[PROBLEM]: Each line below should be quoted exactly, please.

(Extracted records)

┄┄┄┄┄┄

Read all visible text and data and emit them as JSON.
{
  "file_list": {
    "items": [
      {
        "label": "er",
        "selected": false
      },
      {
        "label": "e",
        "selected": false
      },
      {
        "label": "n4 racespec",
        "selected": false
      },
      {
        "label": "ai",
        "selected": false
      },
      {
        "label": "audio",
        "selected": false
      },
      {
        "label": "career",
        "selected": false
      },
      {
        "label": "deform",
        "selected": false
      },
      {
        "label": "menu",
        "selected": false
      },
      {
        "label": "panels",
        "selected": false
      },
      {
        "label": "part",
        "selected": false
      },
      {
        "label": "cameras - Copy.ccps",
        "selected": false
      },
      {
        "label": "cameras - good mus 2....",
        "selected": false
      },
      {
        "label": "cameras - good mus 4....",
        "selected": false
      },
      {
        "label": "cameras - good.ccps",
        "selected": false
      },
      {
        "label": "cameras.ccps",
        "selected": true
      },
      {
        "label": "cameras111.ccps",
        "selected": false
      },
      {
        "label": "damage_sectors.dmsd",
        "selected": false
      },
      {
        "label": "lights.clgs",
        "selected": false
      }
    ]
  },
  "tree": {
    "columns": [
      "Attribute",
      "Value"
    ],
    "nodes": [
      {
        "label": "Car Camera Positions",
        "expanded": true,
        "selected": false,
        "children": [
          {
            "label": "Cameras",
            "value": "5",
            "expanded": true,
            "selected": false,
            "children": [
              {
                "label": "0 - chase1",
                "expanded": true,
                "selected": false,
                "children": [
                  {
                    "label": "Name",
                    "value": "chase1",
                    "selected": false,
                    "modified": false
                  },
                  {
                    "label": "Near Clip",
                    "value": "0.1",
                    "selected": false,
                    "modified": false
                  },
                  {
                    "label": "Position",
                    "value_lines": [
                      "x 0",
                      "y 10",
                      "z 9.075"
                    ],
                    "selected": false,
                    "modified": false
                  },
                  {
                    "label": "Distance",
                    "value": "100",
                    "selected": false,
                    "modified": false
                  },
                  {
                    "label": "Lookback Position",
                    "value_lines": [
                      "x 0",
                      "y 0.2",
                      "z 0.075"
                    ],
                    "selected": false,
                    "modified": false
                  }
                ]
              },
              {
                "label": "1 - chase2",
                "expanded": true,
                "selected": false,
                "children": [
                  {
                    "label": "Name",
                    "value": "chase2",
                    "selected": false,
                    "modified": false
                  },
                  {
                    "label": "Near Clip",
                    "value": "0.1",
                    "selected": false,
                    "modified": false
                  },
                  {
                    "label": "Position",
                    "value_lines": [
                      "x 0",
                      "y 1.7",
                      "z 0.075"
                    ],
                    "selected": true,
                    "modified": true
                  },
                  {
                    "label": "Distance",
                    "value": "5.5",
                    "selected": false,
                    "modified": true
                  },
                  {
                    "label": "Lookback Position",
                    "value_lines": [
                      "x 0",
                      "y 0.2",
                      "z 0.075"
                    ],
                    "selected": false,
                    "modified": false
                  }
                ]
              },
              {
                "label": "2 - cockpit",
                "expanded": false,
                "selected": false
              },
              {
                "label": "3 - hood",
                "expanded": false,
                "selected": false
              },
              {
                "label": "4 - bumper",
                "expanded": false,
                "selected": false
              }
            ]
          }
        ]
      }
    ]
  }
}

┄┄┄┄┄┄

[EXERCISE RESULT]:
Read all visible text and data and emit them as JSON.
{
  "file_list": {
    "items": [
      {
        "label": "er",
        "selected": false
      },
      {
        "label": "e",
        "selected": false
      },
      {
        "label": "n4 racespec",
        "selected": false
      },
      {
        "label": "ai",
        "selected": false
      },
      {
        "label": "audio",
        "selected": false
      },
      {
        "label": "career",
        "selected": false
      },
      {
        "label": "deform",
        "selected": false
      },
      {
        "label": "menu",
        "selected": false
      },
      {
        "label": "panels",
        "selected": false
      },
      {
        "label": "part",
        "selected": false
      },
      {
        "label": "cameras - Copy.ccps",
        "selected": false
      },
      {
        "label": "cameras - good mus 2....",
        "selected": false
      },
      {
        "label": "cameras - good mus 4....",
        "selected": false
      },
      {
        "label": "cameras - good.ccps",
        "selected": false
      },
      {
        "label": "cameras.ccps",
        "selected": true
      },
      {
        "label": "cameras111.ccps",
        "selected": false
      },
      {
        "label": "damage_sectors.dmsd",
        "selected": false
      },
      {
        "label": "lights.clgs",
        "selected": false
      }
    ]
  },
  "tree": {
    "columns": [
      "Attribute",
      "Value"
    ],
    "nodes": [
      {
        "label": "Car Camera Positions",
        "expanded": true,
        "selected": false,
        "children": [
          {
            "label": "Cameras",
            "value": "5",
            "expanded": true,
            "selected": false,
            "children": [
              {
                "label": "0 - chase1",
                "expanded": true,
                "selected": false,
                "children": [
                  {
                    "label": "Name",
                    "value": "chase1",
                    "selected": false,
                    "modified": false
                  },
                  {
                    "label": "Near Clip",
                    "value": "0.1",
                    "selected": false,
                    "modified": false
                  },
                  {
                    "label": "Position",
                    "value_lines": [
                      "x 0",
                      "y 10",
                      "z 9.075"
                    ],
                    "selected": false,
                    "modified": false
                  },
                  {
                    "label": "Distance",
                    "value": "100",
                    "selected": false,
                    "modified": false
                  },
                  {
                    "label": "Lookback Position",
                    "value_lines": [
                      "x 0",
                      "y 0.2",
                      "z 0.075"
                    ],
                    "selected": false,
                    "modified": false
                  }
                ]
              },
              {
                "label": "1 - chase2",
                "expanded": true,
                "selected": false,
                "children": [
                  {
                    "label": "Name",
                    "value": "chase2",
                    "selected": false,
                    "modified": false
                  },
                  {
                    "label": "Near Clip",
                    "value": "0.1",
                    "selected": false,
                    "modified": false
                  },
                  {
                    "label": "Position",
                    "value_lines": [
                      "x 0",
                      "y 1.7",
                      "z 0.075"
                    ],
                    "selected": true,
                    "modified": true
                  },
                  {
                    "label": "Distance",
                    "value": "5.5",
                    "selected": false,
                    "modified": true
                  },
                  {
                    "label": "Lookback Position",
                    "value_lines": [
                      "x 0",
                      "y 0.2",
                      "z 0.075"
                    ],
                    "selected": false,
                    "modified": false
                  }
                ]
              },
              {
                "label": "2 - cockpit",
                "expanded": false,
                "selected": false
              },
              {
                "label": "3 - hood",
                "expanded": false,
                "selected": false
              },
              {
                "label": "4 - bumper",
                "expanded": false,
                "selected": false
              }
            ]
          }
        ]
      }
    ]
  }
}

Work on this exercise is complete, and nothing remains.